> **Short task**:
Each entry should be quoted word for word, including every mark of punctuation.

(Records from a data source)
▼
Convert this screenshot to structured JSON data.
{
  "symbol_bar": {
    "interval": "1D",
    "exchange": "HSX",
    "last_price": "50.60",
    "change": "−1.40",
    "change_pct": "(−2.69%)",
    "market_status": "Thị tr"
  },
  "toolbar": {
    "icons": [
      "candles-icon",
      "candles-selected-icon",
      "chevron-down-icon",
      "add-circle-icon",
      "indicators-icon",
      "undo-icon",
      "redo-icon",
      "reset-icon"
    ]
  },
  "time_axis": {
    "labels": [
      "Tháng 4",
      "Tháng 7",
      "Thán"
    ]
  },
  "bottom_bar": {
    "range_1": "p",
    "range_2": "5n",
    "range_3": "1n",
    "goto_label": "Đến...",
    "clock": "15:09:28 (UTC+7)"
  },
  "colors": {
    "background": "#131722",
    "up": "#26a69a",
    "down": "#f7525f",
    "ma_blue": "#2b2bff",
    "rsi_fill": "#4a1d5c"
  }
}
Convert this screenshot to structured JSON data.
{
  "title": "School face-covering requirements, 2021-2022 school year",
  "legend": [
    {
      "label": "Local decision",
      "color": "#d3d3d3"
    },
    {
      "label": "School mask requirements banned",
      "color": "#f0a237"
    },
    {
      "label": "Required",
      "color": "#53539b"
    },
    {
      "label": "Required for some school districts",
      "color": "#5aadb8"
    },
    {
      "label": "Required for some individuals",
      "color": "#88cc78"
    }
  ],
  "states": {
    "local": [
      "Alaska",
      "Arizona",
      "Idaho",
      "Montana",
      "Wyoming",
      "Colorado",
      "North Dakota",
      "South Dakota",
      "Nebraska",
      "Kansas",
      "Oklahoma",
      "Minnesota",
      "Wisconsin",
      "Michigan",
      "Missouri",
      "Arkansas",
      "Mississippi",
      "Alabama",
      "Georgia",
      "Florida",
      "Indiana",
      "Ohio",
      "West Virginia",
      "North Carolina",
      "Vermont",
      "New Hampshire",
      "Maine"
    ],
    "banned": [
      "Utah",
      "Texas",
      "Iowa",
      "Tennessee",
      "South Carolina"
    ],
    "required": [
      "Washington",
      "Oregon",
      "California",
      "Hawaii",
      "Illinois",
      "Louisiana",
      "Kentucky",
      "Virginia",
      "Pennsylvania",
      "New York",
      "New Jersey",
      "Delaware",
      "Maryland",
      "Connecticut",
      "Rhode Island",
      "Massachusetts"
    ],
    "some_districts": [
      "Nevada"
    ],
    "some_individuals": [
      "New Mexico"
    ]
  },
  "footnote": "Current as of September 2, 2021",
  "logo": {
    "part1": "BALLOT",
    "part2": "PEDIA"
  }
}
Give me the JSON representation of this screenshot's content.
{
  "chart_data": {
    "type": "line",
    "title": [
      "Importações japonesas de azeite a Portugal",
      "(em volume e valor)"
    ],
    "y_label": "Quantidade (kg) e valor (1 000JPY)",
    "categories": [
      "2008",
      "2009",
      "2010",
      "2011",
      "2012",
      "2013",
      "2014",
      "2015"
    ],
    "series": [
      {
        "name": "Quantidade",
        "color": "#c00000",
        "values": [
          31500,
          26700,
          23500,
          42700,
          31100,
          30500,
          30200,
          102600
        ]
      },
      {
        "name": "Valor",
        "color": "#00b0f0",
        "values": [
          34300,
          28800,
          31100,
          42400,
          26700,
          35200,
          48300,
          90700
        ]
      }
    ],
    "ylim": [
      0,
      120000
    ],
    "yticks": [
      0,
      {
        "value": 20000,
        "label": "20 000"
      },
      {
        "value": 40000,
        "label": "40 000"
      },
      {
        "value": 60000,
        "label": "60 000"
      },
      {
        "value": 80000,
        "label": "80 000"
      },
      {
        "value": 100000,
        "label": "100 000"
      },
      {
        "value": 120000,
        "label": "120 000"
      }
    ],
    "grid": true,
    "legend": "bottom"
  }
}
▲
> **Expected answer**:
Convert this screenshot to structured JSON data.
{
  "symbol_bar": {
    "interval": "1D",
    "exchange": "HSX",
    "last_price": "50.60",
    "change": "−1.40",
    "change_pct": "(−2.69%)",
    "market_status": "Thị tr"
  },
  "toolbar": {
    "icons": [
      "candles-icon",
      "candles-selected-icon",
      "chevron-down-icon",
      "add-circle-icon",
      "indicators-icon",
      "undo-icon",
      "redo-icon",
      "reset-icon"
    ]
  },
  "time_axis": {
    "labels": [
      "Tháng 4",
      "Tháng 7",
      "Thán"
    ]
  },
  "bottom_bar": {
    "range_1": "p",
    "range_2": "5n",
    "range_3": "1n",
    "goto_label": "Đến...",
    "clock": "15:09:28 (UTC+7)"
  },
  "colors": {
    "background": "#131722",
    "up": "#26a69a",
    "down": "#f7525f",
    "ma_blue": "#2b2bff",
    "rsi_fill": "#4a1d5c"
  }
}
Convert this screenshot to structured JSON data.
{
  "title": "School face-covering requirements, 2021-2022 school year",
  "legend": [
    {
      "label": "Local decision",
      "color": "#d3d3d3"
    },
    {
      "label": "School mask requirements banned",
      "color": "#f0a237"
    },
    {
      "label": "Required",
      "color": "#53539b"
    },
    {
      "label": "Required for some school districts",
      "color": "#5aadb8"
    },
    {
      "label": "Required for some individuals",
      "color": "#88cc78"
    }
  ],
  "states": {
    "local": [
      "Alaska",
      "Arizona",
      "Idaho",
      "Montana",
      "Wyoming",
      "Colorado",
      "North Dakota",
      "South Dakota",
      "Nebraska",
      "Kansas",
      "Oklahoma",
      "Minnesota",
      "Wisconsin",
      "Michigan",
      "Missouri",
      "Arkansas",
      "Mississippi",
      "Alabama",
      "Georgia",
      "Florida",
      "Indiana",
      "Ohio",
      "West Virginia",
      "North Carolina",
      "Vermont",
      "New Hampshire",
      "Maine"
    ],
    "banned": [
      "Utah",
      "Texas",
      "Iowa",
      "Tennessee",
      "South Carolina"
    ],
    "required": [
      "Washington",
      "Oregon",
      "California",
      "Hawaii",
      "Illinois",
      "Louisiana",
      "Kentucky",
      "Virginia",
      "Pennsylvania",
      "New York",
      "New Jersey",
      "Delaware",
      "Maryland",
      "Connecticut",
      "Rhode Island",
      "Massachusetts"
    ],
    "some_districts": [
      "Nevada"
    ],
    "some_individuals": [
      "New Mexico"
    ]
  },
  "footnote": "Current as of September 2, 2021",
  "logo": {
    "part1": "BALLOT",
    "part2": "PEDIA"
  }
}
Give me the JSON representation of this screenshot's content.
{
  "chart_data": {
    "type": "line",
    "title": [
      "Importações japonesas de azeite a Portugal",
      "(em volume e valor)"
    ],
    "y_label": "Quantidade (kg) e valor (1 000JPY)",
    "categories": [
      "2008",
      "2009",
      "2010",
      "2011",
      "2012",
      "2013",
      "2014",
      "2015"
    ],
    "series": [
      {
        "name": "Quantidade",
        "color": "#c00000",
        "values": [
          31500,
          26700,
          23500,
          42700,
          31100,
          30500,
          30200,
          102600
        ]
      },
      {
        "name": "Valor",
        "color": "#00b0f0",
        "values": [
          34300,
          28800,
          31100,
          42400,
          26700,
          35200,
          48300,
          90700
        ]
      }
    ],
    "ylim": [
      0,
      120000
    ],
    "yticks": [
      0,
      {
        "value": 20000,
        "label": "20 000"
      },
      {
        "value": 40000,
        "label": "40 000"
      },
      {
        "value": 60000,
        "label": "60 000"
      },
      {
        "value": 80000,
        "label": "80 000"
      },
      {
        "value": 100000,
        "label": "100 000"
      },
      {
        "value": 120000,
        "label": "120 000"
      }
    ],
    "grid": true,
    "legend": "bottom"
  }
}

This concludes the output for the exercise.